== Task data ==

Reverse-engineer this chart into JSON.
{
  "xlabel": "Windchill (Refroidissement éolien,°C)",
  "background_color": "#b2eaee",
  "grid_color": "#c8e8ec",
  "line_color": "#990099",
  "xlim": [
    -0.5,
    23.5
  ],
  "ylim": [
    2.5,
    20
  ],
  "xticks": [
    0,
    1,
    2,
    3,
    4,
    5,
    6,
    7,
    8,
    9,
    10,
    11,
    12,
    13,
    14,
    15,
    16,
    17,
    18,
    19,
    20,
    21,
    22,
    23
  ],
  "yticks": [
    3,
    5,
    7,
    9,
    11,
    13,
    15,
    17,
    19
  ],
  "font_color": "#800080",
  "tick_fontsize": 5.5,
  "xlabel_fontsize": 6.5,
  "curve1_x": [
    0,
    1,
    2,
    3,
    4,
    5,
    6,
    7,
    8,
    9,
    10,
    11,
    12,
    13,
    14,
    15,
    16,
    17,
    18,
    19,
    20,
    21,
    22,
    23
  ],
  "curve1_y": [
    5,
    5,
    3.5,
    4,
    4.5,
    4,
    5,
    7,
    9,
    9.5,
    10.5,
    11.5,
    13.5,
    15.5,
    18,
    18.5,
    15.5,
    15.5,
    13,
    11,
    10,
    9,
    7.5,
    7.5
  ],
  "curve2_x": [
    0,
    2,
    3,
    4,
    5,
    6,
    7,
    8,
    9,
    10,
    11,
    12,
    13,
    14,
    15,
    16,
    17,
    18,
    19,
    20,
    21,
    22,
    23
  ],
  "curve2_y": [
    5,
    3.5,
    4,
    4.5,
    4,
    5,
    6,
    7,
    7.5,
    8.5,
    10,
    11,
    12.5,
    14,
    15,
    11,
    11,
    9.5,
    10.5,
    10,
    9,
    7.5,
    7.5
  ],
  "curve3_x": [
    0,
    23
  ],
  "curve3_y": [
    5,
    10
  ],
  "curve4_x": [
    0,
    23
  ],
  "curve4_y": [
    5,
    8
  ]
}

===

Task: Write out every entry again exactly, please, with nothing missing.

Output of the task:
Reverse-engineer this chart into JSON.
{
  "xlabel": "Windchill (Refroidissement éolien,°C)",
  "background_color": "#b2eaee",
  "grid_color": "#c8e8ec",
  "line_color": "#990099",
  "xlim": [
    -0.5,
    23.5
  ],
  "ylim": [
    2.5,
    20
  ],
  "xticks": [
    0,
    1,
    2,
    3,
    4,
    5,
    6,
    7,
    8,
    9,
    10,
    11,
    12,
    13,
    14,
    15,
    16,
    17,
    18,
    19,
    20,
    21,
    22,
    23
  ],
  "yticks": [
    3,
    5,
    7,
    9,
    11,
    13,
    15,
    17,
    19
  ],
  "font_color": "#800080",
  "tick_fontsize": 5.5,
  "xlabel_fontsize": 6.5,
  "curve1_x": [
    0,
    1,
    2,
    3,
    4,
    5,
    6,
    7,
    8,
    9,
    10,
    11,
    12,
    13,
    14,
    15,
    16,
    17,
    18,
    19,
    20,
    21,
    22,
    23
  ],
  "curve1_y": [
    5,
    5,
    3.5,
    4,
    4.5,
    4,
    5,
    7,
    9,
    9.5,
    10.5,
    11.5,
    13.5,
    15.5,
    18,
    18.5,
    15.5,
    15.5,
    13,
    11,
    10,
    9,
    7.5,
    7.5
  ],
  "curve2_x": [
    0,
    2,
    3,
    4,
    5,
    6,
    7,
    8,
    9,
    10,
    11,
    12,
    13,
    14,
    15,
    16,
    17,
    18,
    19,
    20,
    21,
    22,
    23
  ],
  "curve2_y": [
    5,
    3.5,
    4,
    4.5,
    4,
    5,
    6,
    7,
    7.5,
    8.5,
    10,
    11,
    12.5,
    14,
    15,
    11,
    11,
    9.5,
    10.5,
    10,
    9,
    7.5,
    7.5
  ],
  "curve3_x": [
    0,
    23
  ],
  "curve3_y": [
    5,
    10
  ],
  "curve4_x": [
    0,
    23
  ],
  "curve4_y": [
    5,
    8
  ]
}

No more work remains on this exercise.